:: Dataset records ::
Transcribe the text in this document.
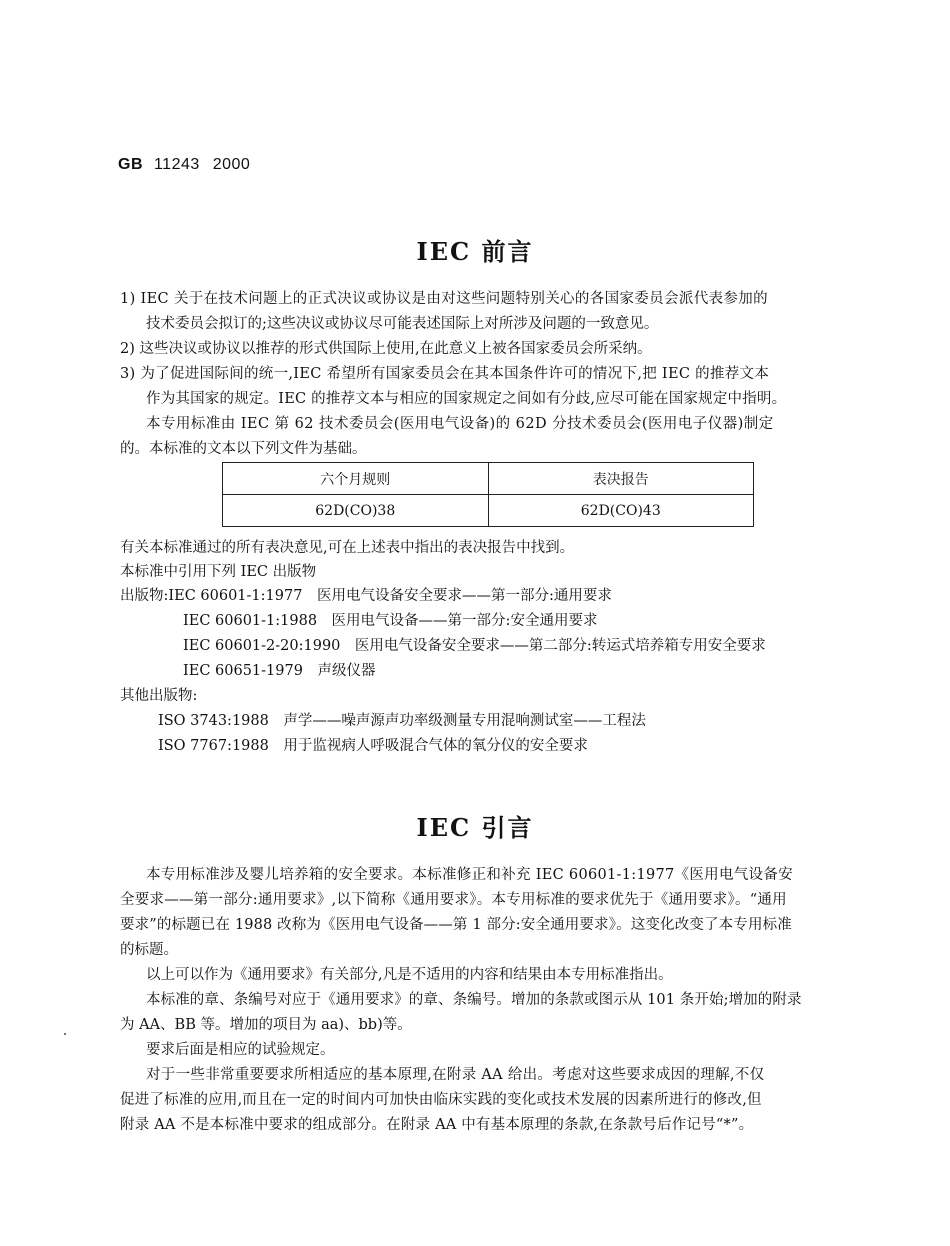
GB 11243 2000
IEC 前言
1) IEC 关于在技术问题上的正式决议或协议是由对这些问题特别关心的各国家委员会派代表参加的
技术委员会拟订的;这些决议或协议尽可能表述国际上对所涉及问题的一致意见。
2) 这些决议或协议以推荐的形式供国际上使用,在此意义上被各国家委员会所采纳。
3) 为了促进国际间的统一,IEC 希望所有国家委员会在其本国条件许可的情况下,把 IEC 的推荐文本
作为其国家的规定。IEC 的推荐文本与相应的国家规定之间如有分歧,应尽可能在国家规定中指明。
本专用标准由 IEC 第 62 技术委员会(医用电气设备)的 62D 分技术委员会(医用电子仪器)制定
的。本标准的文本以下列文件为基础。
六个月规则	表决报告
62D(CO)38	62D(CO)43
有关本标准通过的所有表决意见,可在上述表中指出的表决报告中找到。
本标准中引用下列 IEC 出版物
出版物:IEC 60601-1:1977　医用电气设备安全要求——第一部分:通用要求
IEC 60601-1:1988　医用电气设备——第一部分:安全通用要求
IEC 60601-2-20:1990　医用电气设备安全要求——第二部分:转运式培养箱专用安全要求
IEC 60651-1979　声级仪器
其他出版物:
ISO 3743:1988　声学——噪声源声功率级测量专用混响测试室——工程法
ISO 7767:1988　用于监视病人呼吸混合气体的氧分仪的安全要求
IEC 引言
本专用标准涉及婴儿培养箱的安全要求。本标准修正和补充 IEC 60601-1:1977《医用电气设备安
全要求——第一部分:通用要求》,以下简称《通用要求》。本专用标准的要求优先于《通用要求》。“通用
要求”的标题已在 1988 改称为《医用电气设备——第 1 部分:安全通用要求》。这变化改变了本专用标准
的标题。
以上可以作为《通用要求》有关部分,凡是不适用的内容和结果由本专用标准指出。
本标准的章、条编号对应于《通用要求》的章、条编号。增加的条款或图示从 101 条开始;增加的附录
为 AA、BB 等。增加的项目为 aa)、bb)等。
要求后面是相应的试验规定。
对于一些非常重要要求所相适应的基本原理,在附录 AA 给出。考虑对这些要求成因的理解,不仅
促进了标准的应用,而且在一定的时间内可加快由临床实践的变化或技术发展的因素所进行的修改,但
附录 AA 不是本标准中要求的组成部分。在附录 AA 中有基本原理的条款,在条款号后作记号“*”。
:::
All lines above containing the string "第一部分" are to be collected.

The response ->
出版物:IEC 60601-1:1977　医用电气设备安全要求——第一部分:通用要求
IEC 60601-1:1988　医用电气设备——第一部分:安全通用要求
全要求——第一部分:通用要求》,以下简称《通用要求》。本专用标准的要求优先于《通用要求》。“通用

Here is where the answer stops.